[Saved data entries]
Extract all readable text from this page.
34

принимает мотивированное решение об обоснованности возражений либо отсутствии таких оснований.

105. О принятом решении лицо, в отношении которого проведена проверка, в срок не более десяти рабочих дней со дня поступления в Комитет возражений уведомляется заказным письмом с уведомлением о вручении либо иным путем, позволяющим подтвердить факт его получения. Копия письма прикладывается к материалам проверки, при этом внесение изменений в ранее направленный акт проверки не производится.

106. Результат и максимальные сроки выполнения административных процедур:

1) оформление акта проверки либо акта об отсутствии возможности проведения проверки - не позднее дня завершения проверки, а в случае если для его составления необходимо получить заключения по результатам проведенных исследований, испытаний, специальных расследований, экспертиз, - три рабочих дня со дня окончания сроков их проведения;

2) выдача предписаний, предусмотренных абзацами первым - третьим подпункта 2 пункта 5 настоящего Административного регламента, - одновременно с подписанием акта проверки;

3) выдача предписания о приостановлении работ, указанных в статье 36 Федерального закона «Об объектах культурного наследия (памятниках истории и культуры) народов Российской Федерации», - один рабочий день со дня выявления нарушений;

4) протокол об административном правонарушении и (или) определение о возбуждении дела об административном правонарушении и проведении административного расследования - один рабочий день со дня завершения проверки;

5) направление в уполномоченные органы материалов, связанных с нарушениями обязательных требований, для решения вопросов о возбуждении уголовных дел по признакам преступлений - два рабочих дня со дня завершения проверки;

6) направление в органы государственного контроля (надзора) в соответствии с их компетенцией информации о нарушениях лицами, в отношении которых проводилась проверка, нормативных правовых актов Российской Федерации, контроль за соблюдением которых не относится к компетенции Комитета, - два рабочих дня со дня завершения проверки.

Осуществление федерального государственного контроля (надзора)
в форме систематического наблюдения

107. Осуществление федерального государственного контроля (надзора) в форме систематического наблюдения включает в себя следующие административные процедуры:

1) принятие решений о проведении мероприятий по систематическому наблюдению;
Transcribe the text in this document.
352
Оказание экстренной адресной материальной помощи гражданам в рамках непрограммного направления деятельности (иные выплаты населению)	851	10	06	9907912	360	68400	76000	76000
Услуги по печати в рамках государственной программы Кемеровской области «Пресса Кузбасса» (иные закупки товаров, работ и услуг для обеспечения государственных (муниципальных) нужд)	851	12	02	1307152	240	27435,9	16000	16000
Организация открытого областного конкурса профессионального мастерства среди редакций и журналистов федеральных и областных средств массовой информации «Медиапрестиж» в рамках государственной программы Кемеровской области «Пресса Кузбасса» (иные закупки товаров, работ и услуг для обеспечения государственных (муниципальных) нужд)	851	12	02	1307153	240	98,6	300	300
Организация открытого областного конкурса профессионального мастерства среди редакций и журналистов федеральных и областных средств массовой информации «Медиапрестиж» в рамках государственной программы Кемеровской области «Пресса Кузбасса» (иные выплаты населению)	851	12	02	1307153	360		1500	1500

--- What to do ---
Extract from the material all lines containing the string "this".

--- Complete output ---
Extract all readable text from this page.
Transcribe the text in this document.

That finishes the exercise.